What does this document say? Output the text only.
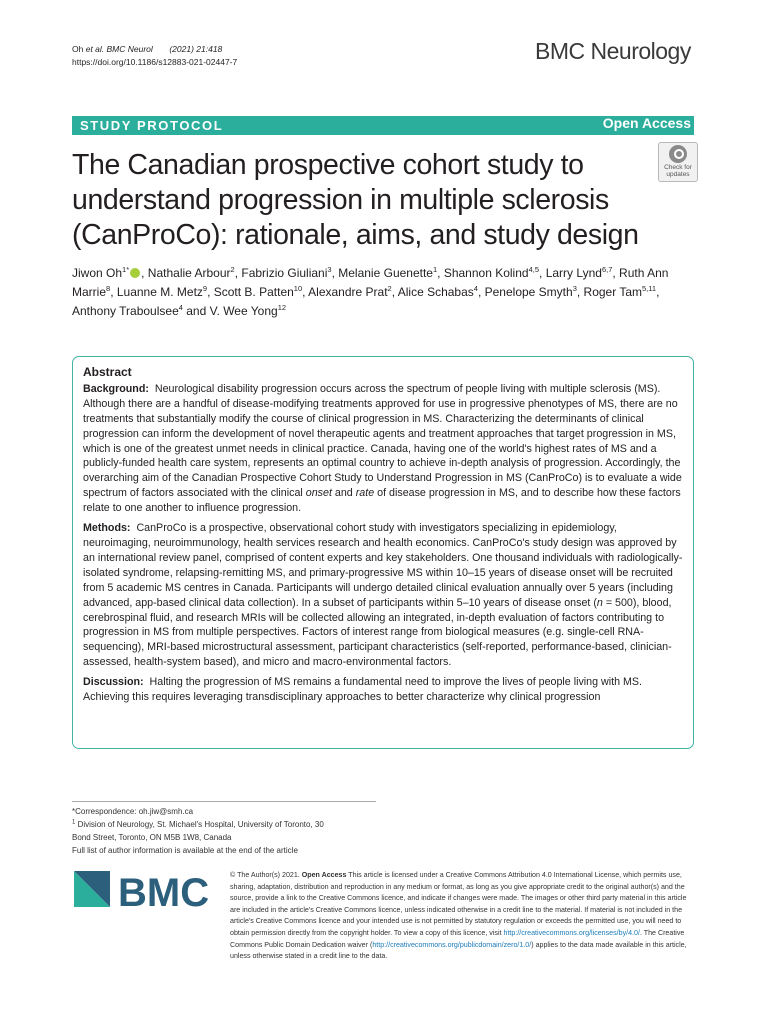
Oh et al. BMC Neurol (2021) 21:418
https://doi.org/10.1186/s12883-021-02447-7	BMC Neurology
STUDY PROTOCOL	Open Access
The Canadian prospective cohort study to understand progression in multiple sclerosis (CanProCo): rationale, aims, and study design
Check for
updates
Jiwon $Oh^{1*}$ , Nathalie Arbour$^2$, Fabrizio Giuliani$^3$, Melanie Guenette$^1$, Shannon Kolind$^{4,5}$, Larry Lynd$^{6,7}$, Ruth Ann Marrie$^8$, Luanne M. Metz$^9$, Scott B. Patten$^{10}$, Alexandre Prat$^2$, Alice Schabas$^4$, Penelope Smyth$^3$, Roger Tam$^{5,11}$, Anthony Traboulsee$^4$ and V. Wee Yong$^{12}$
Abstract

Background: Neurological disability progression occurs across the spectrum of people living with multiple sclerosis (MS). Although there are a handful of disease-modifying treatments approved for use in progressive phenotypes of MS, there are no treatments that substantially modify the course of clinical progression in MS. Characterizing the determinants of clinical progression can inform the development of novel therapeutic agents and treatment approaches that target progression in MS, which is one of the greatest unmet needs in clinical practice. Canada, having one of the world's highest rates of MS and a publicly-funded health care system, represents an optimal country to achieve in-depth analysis of progression. Accordingly, the overarching aim of the Canadian Prospective Cohort Study to Understand Progression in MS (CanProCo) is to evaluate a wide spectrum of factors associated with the clinical onset and rate of disease progression in MS, and to describe how these factors relate to one another to influence progression.

Methods: CanProCo is a prospective, observational cohort study with investigators specializing in epidemiology, neuroimaging, neuroimmunology, health services research and health economics. CanProCo's study design was approved by an international review panel, comprised of content experts and key stakeholders. One thousand individuals with radiologically-isolated syndrome, relapsing-remitting MS, and primary-progressive MS within 10–15 years of disease onset will be recruited from 5 academic MS centres in Canada. Participants will undergo detailed clinical evaluation annually over 5 years (including advanced, app-based clinical data collection). In a subset of participants within 5–10 years of disease onset (n = 500), blood, cerebrospinal fluid, and research MRIs will be collected allowing an integrated, in-depth evaluation of factors contributing to progression in MS from multiple perspectives. Factors of interest range from biological measures (e.g. single-cell RNA-sequencing), MRI-based microstructural assessment, participant characteristics (self-reported, performance-based, clinician-assessed, health-system based), and micro and macro-environmental factors.

Discussion: Halting the progression of MS remains a fundamental need to improve the lives of people living with MS. Achieving this requires leveraging transdisciplinary approaches to better characterize why clinical progression

*Correspondence: oh.jiw@smh.ca
$^1$ Division of Neurology, St. Michael's Hospital, University of Toronto, 30
Bond Street, Toronto, ON M5B 1W8, Canada
Full list of author information is available at the end of the article
BMC	© The Author(s) 2021. Open Access This article is licensed under a Creative Commons Attribution 4.0 International License, which permits use, sharing, adaptation, distribution and reproduction in any medium or format, as long as you give appropriate credit to the original author(s) and the source, provide a link to the Creative Commons licence, and indicate if changes were made. The images or other third party material in this article are included in the article's Creative Commons licence, unless indicated otherwise in a credit line to the material. If material is not included in the article's Creative Commons licence and your intended use is not permitted by statutory regulation or exceeds the permitted use, you will need to obtain permission directly from the copyright holder. To view a copy of this licence, visit http://creativecommons.org/licenses/by/4.0/. The Creative Commons Public Domain Dedication waiver (http://creativecommons.org/publicdomain/zero/1.0/) applies to the data made available in this article, unless otherwise stated in a credit line to the data.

:: PROBLEM ::
Return the listing above in full and without alteration, excluding its pictures.

:: RESULT ::
What does this document say? Output the text only.
Oh et al. BMC Neurol (2021) 21:418
https://doi.org/10.1186/s12883-021-02447-7	BMC Neurology
STUDY PROTOCOL	Open Access
The Canadian prospective cohort study to understand progression in multiple sclerosis (CanProCo): rationale, aims, and study design
Check for
updates
Jiwon $Oh^{1*}$ , Nathalie Arbour$^2$, Fabrizio Giuliani$^3$, Melanie Guenette$^1$, Shannon Kolind$^{4,5}$, Larry Lynd$^{6,7}$, Ruth Ann Marrie$^8$, Luanne M. Metz$^9$, Scott B. Patten$^{10}$, Alexandre Prat$^2$, Alice Schabas$^4$, Penelope Smyth$^3$, Roger Tam$^{5,11}$, Anthony Traboulsee$^4$ and V. Wee Yong$^{12}$
Abstract

Background: Neurological disability progression occurs across the spectrum of people living with multiple sclerosis (MS). Although there are a handful of disease-modifying treatments approved for use in progressive phenotypes of MS, there are no treatments that substantially modify the course of clinical progression in MS. Characterizing the determinants of clinical progression can inform the development of novel therapeutic agents and treatment approaches that target progression in MS, which is one of the greatest unmet needs in clinical practice. Canada, having one of the world's highest rates of MS and a publicly-funded health care system, represents an optimal country to achieve in-depth analysis of progression. Accordingly, the overarching aim of the Canadian Prospective Cohort Study to Understand Progression in MS (CanProCo) is to evaluate a wide spectrum of factors associated with the clinical onset and rate of disease progression in MS, and to describe how these factors relate to one another to influence progression.

Methods: CanProCo is a prospective, observational cohort study with investigators specializing in epidemiology, neuroimaging, neuroimmunology, health services research and health economics. CanProCo's study design was approved by an international review panel, comprised of content experts and key stakeholders. One thousand individuals with radiologically-isolated syndrome, relapsing-remitting MS, and primary-progressive MS within 10–15 years of disease onset will be recruited from 5 academic MS centres in Canada. Participants will undergo detailed clinical evaluation annually over 5 years (including advanced, app-based clinical data collection). In a subset of participants within 5–10 years of disease onset (n = 500), blood, cerebrospinal fluid, and research MRIs will be collected allowing an integrated, in-depth evaluation of factors contributing to progression in MS from multiple perspectives. Factors of interest range from biological measures (e.g. single-cell RNA-sequencing), MRI-based microstructural assessment, participant characteristics (self-reported, performance-based, clinician-assessed, health-system based), and micro and macro-environmental factors.

Discussion: Halting the progression of MS remains a fundamental need to improve the lives of people living with MS. Achieving this requires leveraging transdisciplinary approaches to better characterize why clinical progression

*Correspondence: oh.jiw@smh.ca
$^1$ Division of Neurology, St. Michael's Hospital, University of Toronto, 30
Bond Street, Toronto, ON M5B 1W8, Canada
Full list of author information is available at the end of the article
BMC	© The Author(s) 2021. Open Access This article is licensed under a Creative Commons Attribution 4.0 International License, which permits use, sharing, adaptation, distribution and reproduction in any medium or format, as long as you give appropriate credit to the original author(s) and the source, provide a link to the Creative Commons licence, and indicate if changes were made. The images or other third party material in this article are included in the article's Creative Commons licence, unless indicated otherwise in a credit line to the material. If material is not included in the article's Creative Commons licence and your intended use is not permitted by statutory regulation or exceeds the permitted use, you will need to obtain permission directly from the copyright holder. To view a copy of this licence, visit http://creativecommons.org/licenses/by/4.0/. The Creative Commons Public Domain Dedication waiver (http://creativecommons.org/publicdomain/zero/1.0/) applies to the data made available in this article, unless otherwise stated in a credit line to the data.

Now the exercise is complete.